• [Directions for this task]
Look over the lines below. Report each one that includes the string "alkyl".
┌──
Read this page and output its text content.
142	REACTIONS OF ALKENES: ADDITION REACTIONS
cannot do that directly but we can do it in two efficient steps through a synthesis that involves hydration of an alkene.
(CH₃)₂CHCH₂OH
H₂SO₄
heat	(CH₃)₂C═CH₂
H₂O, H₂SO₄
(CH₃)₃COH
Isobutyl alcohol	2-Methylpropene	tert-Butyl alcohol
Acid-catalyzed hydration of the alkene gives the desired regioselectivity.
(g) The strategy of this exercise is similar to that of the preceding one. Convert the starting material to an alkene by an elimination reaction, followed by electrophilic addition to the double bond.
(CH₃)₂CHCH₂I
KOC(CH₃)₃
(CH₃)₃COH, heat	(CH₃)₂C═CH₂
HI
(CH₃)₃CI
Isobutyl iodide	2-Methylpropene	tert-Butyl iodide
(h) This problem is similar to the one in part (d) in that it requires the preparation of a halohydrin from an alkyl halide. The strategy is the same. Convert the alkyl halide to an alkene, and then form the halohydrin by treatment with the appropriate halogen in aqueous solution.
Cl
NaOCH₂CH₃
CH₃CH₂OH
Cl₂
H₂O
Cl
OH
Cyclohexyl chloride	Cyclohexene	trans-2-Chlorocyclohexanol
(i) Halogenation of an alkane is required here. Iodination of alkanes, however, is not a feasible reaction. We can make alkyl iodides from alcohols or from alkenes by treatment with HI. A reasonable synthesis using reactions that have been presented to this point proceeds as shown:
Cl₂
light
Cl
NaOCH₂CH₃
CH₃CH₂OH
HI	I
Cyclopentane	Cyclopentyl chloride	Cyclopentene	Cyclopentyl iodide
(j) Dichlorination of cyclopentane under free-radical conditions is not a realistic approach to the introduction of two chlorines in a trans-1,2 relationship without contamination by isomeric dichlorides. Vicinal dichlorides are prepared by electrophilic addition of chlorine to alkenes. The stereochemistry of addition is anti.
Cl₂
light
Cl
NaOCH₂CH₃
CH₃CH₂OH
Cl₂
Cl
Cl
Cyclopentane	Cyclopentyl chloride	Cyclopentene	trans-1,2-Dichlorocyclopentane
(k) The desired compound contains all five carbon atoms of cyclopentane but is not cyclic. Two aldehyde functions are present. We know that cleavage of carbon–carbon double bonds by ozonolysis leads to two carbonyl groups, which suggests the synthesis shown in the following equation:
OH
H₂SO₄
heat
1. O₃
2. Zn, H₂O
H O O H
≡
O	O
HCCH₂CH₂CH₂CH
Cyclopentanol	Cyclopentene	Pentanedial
└──
┌──
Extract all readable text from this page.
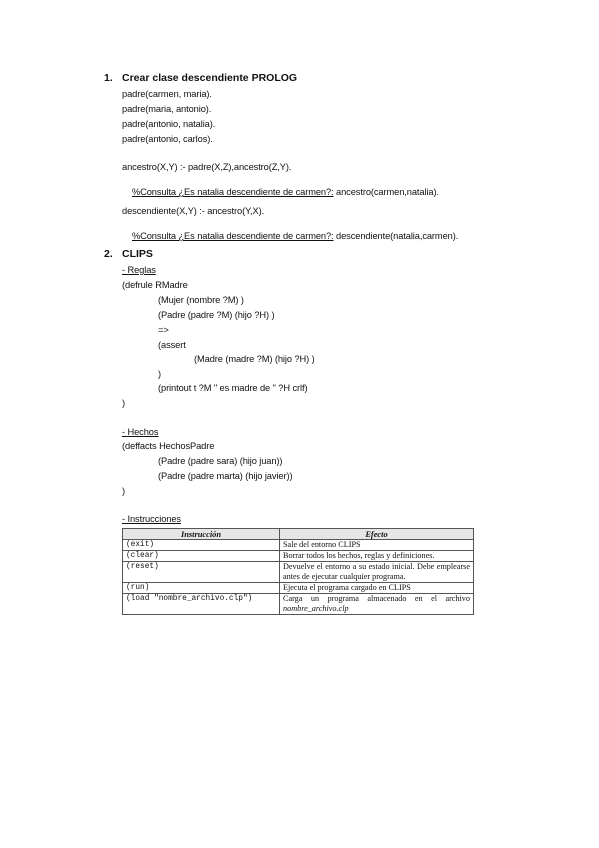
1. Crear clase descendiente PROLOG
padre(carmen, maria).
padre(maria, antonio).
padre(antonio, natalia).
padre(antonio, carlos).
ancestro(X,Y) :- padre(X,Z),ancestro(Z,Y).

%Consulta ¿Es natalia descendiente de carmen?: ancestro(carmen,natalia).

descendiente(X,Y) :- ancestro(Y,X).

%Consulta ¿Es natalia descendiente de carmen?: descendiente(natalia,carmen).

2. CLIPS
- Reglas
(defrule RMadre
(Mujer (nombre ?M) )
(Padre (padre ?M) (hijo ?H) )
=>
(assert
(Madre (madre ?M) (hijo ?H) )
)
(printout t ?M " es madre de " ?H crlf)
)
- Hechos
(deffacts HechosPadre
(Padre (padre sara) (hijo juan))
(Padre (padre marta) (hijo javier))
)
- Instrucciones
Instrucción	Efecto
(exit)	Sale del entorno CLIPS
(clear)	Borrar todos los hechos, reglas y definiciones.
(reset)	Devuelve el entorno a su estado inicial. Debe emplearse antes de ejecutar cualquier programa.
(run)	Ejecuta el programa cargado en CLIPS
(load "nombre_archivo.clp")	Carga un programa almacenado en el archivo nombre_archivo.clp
└──
┌──
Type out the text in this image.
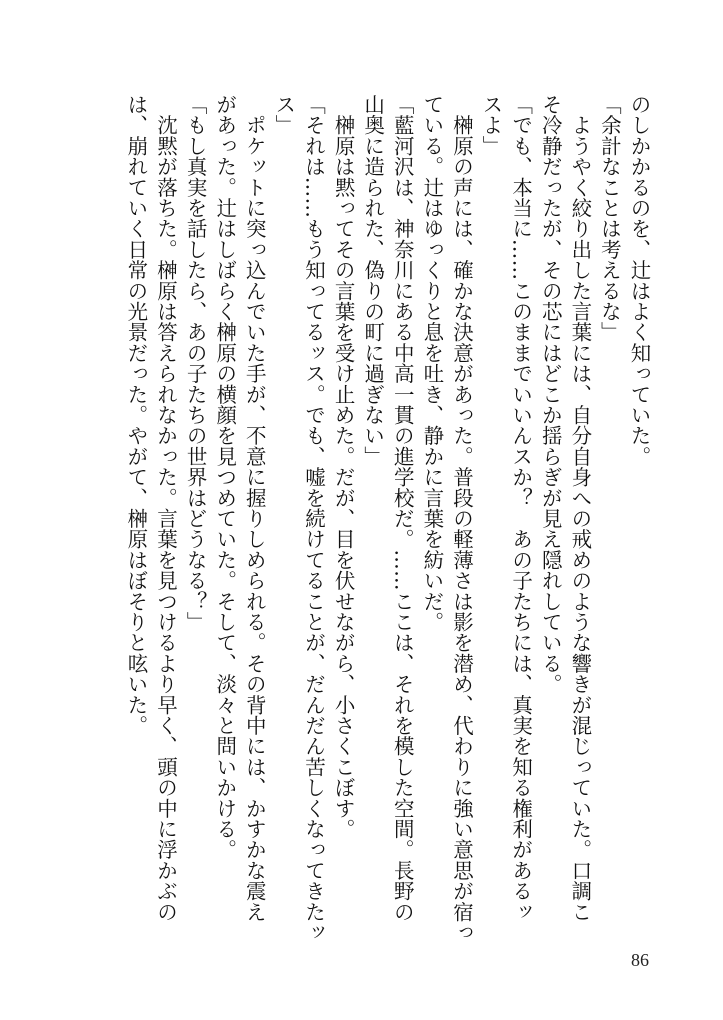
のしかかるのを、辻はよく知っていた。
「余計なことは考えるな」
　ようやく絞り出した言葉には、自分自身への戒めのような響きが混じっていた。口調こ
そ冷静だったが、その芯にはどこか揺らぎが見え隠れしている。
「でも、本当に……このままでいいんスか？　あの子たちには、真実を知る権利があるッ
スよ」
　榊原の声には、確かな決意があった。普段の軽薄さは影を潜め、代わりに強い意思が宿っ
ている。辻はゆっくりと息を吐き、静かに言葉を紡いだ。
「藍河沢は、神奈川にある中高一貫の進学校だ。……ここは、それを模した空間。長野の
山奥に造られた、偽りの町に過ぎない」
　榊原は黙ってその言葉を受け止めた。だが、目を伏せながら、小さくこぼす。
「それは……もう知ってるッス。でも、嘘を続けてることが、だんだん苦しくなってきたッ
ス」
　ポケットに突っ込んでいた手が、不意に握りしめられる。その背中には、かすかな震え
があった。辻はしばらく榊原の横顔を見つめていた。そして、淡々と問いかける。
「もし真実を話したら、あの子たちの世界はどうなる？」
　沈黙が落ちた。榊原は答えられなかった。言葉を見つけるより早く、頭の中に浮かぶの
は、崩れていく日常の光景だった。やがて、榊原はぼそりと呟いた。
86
└──
• [Solution below]
(h) This problem is similar to the one in part (d) in that it requires the preparation of a halohydrin from an alkyl halide. The strategy is the same. Convert the alkyl halide to an alkene, and then form the halohydrin by treatment with the appropriate halogen in aqueous solution.
(i) Halogenation of an alkane is required here. Iodination of alkanes, however, is not a feasible reaction. We can make alkyl iodides from alcohols or from alkenes by treatment with HI. A reasonable synthesis using reactions that have been presented to this point proceeds as shown:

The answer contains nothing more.